__READING TEXT__:
I had a delightful day with my children and husband; swimming lessons, followed by a trip to the zoo. We were busy and having fun, so it was easy to be present and engaged. Being present and paying attention to my surroundings at the zoo was made even easier by neither my husband nor I having a camera on hand. So, instead of fumbling around for the perfect shot while our daughter was up against one side of the glass and a serval had its paws up against the other side - with her little hand against the serval's paw - we just stood and enjoyed how amazing it looked. 

OK, so I lie. We marveled at how amazing it looked while berating ourselves for not bringing a camera, but I do have to admit that not having a camera made me feel more present. As I've written about before, a lot is lost when we live life behind a camera phone. Today was an excellent example of that - I even wonder if my kids had more fun without me constantly thinking "which of these pics would look best on Facebook?" It meant that the lovely outing won't be memorialized in pictorial form, but in the scheme of things, that doesn't matter.  It's not the first time my kids have been to the zoo, and it won't be the last. I'm also sure that the people on my Facebook feed don't have a gnawing sadness this evening caused by not having seen a hastily-taken photo of my daughter and a serval. 

Today, being present was a success, but the rest wasn't. I also think that moments are easier to be present in when they are fun and my children delightful, so tomorrow might be more of a challenge. We shall see I suppose, and I'll keep you posted ... 

Friday, August 14, 2015

A week of "mindfulness" - the beginning!

Mindfulness. That word that keeps turning up in magazines, on TV and in water-cooler conversations with colleagues. But - what is it, and does it even work? I have no idea, so I've decided to try it for a week. I hope that by the end of the week my mind will feel less cluttered, and I achieve zen-like mastery of my surroundings and inner life. Or, at the very least, regain the feeling of being able to actually finish a thought properly before zipping on to another. 

I saw a great share on Facebook once, likening the person's thoughts to being like having 10 internet explorer screens open and constantly jumping between the windows. I completely understood what they meant.  Work! Switch screen. Book son's dentist appointment! Switch screen. Wasn't I in the middle of something, to do with shoes? Switch screen. Is it still OK to use that old pumpkin for soup? Why don't I just ... Switch screen. Shoes. Shoes? What was that thing I needed to do with shoes? Switch screen. Pumpkin shoes! No that's not right ... and so on and so on.

__WRITTEN TASK A__:
In the blog text, write out everything from "I had a delightful" down to "amazing it looked.", substituting "lynx" for every "serval".
The blog text and the entries that come after it have no connection to each other.

[Records from a data collection]
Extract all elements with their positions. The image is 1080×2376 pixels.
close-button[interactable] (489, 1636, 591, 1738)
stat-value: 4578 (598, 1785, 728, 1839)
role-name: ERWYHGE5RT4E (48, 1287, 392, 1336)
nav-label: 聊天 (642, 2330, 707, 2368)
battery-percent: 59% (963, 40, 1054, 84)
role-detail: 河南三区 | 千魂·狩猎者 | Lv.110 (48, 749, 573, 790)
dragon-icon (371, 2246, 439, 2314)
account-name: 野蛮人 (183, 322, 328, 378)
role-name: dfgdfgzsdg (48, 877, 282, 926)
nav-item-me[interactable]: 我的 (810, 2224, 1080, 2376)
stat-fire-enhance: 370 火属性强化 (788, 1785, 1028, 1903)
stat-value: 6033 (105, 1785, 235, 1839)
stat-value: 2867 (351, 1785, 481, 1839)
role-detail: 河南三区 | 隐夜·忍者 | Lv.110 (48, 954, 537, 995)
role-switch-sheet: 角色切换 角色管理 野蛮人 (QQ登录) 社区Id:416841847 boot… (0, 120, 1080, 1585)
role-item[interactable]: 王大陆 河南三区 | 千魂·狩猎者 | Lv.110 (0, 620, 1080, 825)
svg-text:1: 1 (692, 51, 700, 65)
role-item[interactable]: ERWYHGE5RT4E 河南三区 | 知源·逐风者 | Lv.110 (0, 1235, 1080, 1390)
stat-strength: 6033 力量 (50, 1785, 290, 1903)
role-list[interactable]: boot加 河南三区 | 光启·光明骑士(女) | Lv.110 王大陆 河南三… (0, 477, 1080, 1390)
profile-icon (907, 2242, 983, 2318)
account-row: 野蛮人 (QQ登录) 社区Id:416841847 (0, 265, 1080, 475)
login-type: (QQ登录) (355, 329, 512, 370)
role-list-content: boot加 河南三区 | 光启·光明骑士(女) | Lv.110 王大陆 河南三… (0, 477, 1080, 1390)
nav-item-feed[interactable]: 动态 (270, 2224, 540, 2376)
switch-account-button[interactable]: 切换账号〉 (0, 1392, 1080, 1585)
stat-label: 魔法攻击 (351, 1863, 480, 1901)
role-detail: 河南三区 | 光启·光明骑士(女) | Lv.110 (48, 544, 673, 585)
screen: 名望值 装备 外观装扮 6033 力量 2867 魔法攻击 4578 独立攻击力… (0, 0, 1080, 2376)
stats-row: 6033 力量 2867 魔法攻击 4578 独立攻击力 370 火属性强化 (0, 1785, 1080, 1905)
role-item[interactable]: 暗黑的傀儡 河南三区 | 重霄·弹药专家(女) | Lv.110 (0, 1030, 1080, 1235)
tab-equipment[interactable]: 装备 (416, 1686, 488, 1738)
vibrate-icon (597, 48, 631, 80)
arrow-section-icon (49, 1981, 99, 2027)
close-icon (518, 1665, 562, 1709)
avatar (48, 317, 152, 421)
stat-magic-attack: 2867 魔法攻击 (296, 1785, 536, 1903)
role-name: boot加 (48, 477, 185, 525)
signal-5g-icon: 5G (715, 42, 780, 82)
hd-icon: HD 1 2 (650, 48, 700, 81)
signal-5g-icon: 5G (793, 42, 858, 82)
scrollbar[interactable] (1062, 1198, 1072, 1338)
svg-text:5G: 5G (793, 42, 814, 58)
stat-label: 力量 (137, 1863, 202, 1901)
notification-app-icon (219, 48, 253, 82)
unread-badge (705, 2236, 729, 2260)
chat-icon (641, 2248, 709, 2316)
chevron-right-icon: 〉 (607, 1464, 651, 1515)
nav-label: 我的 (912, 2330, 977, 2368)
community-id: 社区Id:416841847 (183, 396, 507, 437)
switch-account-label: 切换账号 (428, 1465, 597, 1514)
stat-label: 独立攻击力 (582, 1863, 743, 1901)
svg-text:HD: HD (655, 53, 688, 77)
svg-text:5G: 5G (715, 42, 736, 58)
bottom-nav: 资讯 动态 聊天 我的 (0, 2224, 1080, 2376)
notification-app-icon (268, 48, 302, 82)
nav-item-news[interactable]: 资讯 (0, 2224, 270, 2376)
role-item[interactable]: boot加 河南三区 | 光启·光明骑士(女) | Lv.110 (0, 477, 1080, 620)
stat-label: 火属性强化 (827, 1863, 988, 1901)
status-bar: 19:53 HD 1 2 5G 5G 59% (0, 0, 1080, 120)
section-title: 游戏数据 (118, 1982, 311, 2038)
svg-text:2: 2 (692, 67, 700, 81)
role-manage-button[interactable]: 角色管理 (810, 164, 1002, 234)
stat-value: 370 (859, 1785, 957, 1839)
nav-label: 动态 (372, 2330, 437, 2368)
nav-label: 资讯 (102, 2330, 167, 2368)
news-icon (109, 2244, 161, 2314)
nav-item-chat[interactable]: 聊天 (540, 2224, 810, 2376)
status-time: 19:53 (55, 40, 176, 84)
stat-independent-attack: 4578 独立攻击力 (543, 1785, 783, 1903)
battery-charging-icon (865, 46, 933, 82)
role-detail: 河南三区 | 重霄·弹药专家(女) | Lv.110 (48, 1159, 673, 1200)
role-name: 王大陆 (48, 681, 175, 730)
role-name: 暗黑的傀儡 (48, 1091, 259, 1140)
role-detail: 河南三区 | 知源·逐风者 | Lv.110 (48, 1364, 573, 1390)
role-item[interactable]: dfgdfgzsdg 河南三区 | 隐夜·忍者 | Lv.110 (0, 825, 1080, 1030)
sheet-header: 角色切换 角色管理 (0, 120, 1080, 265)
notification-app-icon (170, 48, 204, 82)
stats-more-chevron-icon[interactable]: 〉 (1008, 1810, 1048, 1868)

__WRITTEN TASK B__:
Copy the data collection entries word for word, everything from the first entry down to the line containing "stat-strength: 6033 力量 (50, 1785, 290, 1903)".

__WRITTEN SOLUTION A__:
I had a delightful day with my children and husband; swimming lessons, followed by a trip to the zoo. We were busy and having fun, so it was easy to be present and engaged. Being present and paying attention to my surroundings at the zoo was made even easier by neither my husband nor I having a camera on hand. So, instead of fumbling around for the perfect shot while our daughter was up against one side of the glass and a lynx had its paws up against the other side - with her little hand against the lynx's paw - we just stood and enjoyed how amazing it looked.

__WRITTEN SOLUTION B__:
Extract all elements with their positions. The image is 1080×2376 pixels.
close-button[interactable] (489, 1636, 591, 1738)
stat-value: 4578 (598, 1785, 728, 1839)
role-name: ERWYHGE5RT4E (48, 1287, 392, 1336)
nav-label: 聊天 (642, 2330, 707, 2368)
battery-percent: 59% (963, 40, 1054, 84)
role-detail: 河南三区 | 千魂·狩猎者 | Lv.110 (48, 749, 573, 790)
dragon-icon (371, 2246, 439, 2314)
account-name: 野蛮人 (183, 322, 328, 378)
role-name: dfgdfgzsdg (48, 877, 282, 926)
nav-item-me[interactable]: 我的 (810, 2224, 1080, 2376)
stat-fire-enhance: 370 火属性强化 (788, 1785, 1028, 1903)
stat-value: 6033 (105, 1785, 235, 1839)
stat-value: 2867 (351, 1785, 481, 1839)
role-detail: 河南三区 | 隐夜·忍者 | Lv.110 (48, 954, 537, 995)
role-switch-sheet: 角色切换 角色管理 野蛮人 (QQ登录) 社区Id:416841847 boot… (0, 120, 1080, 1585)
role-item[interactable]: 王大陆 河南三区 | 千魂·狩猎者 | Lv.110 (0, 620, 1080, 825)
svg-text:1: 1 (692, 51, 700, 65)
role-item[interactable]: ERWYHGE5RT4E 河南三区 | 知源·逐风者 | Lv.110 (0, 1235, 1080, 1390)
stat-strength: 6033 力量 (50, 1785, 290, 1903)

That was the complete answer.